**Data in this exercise:**
Begin

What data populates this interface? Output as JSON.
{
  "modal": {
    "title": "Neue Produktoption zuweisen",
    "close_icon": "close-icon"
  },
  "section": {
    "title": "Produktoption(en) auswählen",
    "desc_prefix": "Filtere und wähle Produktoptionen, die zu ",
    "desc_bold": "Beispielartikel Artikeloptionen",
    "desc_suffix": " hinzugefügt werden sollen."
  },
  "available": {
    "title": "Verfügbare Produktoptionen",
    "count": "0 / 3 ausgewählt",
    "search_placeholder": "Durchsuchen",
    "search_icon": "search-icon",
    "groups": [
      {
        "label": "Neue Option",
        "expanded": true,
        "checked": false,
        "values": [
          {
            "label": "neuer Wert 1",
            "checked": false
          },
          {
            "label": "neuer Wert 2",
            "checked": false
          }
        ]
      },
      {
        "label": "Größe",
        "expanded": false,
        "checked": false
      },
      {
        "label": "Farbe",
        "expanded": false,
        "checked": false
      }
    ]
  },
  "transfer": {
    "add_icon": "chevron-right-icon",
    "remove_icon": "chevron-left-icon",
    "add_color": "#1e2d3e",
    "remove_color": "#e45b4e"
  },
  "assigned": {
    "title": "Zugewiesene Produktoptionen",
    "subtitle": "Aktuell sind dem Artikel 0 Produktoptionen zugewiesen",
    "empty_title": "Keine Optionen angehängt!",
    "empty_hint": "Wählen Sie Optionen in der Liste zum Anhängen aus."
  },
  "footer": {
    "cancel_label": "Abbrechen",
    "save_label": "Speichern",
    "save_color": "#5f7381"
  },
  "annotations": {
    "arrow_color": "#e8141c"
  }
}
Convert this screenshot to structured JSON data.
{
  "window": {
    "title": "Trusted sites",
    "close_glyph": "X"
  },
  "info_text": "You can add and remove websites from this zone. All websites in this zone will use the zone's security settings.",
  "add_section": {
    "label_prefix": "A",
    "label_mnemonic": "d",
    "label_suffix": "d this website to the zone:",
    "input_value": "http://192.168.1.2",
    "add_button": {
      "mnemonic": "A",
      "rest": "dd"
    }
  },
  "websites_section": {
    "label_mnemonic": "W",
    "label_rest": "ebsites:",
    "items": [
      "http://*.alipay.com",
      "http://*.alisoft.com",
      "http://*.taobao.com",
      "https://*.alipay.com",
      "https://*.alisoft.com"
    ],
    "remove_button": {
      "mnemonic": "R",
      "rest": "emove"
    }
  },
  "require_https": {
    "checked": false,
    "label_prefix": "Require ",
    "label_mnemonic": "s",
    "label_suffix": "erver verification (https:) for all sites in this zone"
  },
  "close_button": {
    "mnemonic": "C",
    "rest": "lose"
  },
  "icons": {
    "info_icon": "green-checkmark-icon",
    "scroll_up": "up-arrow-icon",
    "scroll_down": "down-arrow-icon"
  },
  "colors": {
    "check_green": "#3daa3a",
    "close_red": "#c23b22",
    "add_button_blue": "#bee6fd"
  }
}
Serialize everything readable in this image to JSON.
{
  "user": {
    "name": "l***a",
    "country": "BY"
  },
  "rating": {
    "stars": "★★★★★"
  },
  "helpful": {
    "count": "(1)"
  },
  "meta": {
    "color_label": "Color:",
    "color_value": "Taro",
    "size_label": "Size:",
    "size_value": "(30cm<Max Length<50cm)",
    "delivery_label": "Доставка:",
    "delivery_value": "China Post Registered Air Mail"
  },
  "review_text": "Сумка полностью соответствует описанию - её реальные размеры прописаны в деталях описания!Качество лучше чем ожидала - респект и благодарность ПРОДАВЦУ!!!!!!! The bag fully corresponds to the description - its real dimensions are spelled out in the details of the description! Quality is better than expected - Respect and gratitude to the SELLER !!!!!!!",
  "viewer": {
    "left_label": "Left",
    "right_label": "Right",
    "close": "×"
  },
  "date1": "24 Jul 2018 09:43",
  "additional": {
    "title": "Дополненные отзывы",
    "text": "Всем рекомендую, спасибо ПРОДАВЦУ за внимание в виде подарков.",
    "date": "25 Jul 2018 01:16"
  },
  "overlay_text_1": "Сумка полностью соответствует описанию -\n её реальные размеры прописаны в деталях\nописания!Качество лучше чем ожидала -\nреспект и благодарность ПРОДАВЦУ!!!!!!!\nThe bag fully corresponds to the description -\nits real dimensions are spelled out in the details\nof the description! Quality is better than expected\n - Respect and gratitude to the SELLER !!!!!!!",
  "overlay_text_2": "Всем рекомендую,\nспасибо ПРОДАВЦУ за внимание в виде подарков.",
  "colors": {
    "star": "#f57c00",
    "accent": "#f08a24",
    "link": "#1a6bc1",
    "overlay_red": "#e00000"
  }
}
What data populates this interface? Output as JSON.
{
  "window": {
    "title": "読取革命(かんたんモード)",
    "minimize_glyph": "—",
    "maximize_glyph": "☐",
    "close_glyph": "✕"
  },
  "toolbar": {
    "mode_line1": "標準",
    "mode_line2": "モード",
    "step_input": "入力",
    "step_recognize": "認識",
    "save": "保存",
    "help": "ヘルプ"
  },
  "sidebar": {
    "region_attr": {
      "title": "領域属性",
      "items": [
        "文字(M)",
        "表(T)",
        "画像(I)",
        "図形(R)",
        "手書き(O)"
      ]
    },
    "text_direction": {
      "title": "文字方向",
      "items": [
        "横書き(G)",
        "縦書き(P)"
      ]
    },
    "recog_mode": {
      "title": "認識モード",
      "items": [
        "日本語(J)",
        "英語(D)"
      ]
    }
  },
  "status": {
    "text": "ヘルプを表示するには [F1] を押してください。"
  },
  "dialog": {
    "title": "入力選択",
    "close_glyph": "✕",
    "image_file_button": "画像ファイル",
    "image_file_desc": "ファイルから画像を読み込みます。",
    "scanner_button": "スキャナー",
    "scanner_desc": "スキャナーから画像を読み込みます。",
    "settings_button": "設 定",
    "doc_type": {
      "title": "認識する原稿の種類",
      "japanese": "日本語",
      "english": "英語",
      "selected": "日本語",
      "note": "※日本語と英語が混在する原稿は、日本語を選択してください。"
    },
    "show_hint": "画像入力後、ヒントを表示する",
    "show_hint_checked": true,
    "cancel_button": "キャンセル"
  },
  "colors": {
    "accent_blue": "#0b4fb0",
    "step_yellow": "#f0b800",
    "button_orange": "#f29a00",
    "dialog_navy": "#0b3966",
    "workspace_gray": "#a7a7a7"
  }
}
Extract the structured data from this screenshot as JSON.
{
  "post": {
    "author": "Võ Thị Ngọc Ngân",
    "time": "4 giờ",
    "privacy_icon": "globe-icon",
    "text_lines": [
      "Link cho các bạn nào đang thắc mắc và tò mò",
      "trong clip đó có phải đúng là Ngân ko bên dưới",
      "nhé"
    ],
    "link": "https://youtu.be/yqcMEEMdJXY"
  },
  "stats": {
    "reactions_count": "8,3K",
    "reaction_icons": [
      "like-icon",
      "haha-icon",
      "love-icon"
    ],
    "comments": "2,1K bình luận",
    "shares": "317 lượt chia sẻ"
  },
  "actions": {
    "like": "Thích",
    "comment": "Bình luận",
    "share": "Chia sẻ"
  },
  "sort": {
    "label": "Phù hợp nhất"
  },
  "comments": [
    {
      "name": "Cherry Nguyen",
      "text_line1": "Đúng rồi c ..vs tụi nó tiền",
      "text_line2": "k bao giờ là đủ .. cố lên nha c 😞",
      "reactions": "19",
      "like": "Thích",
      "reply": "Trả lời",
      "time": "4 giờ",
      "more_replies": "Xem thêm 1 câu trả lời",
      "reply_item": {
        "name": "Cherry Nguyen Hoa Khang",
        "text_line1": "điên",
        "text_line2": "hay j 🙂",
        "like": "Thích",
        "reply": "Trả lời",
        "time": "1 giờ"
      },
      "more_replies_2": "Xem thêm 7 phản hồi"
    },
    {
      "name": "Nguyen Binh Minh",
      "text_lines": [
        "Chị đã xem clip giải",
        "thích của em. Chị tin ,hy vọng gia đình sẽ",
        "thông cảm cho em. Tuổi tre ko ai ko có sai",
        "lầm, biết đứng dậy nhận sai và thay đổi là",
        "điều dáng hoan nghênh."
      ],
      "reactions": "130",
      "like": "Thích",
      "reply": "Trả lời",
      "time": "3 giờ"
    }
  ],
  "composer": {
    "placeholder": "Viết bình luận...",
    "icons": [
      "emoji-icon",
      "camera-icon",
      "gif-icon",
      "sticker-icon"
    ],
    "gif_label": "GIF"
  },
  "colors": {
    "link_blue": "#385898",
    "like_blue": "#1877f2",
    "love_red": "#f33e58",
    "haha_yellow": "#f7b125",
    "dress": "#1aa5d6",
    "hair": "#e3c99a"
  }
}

End

**Given problem:** Check each line of the data above for the word "Quality", then state how many lines have it. Give the number alone.

**In response:** 2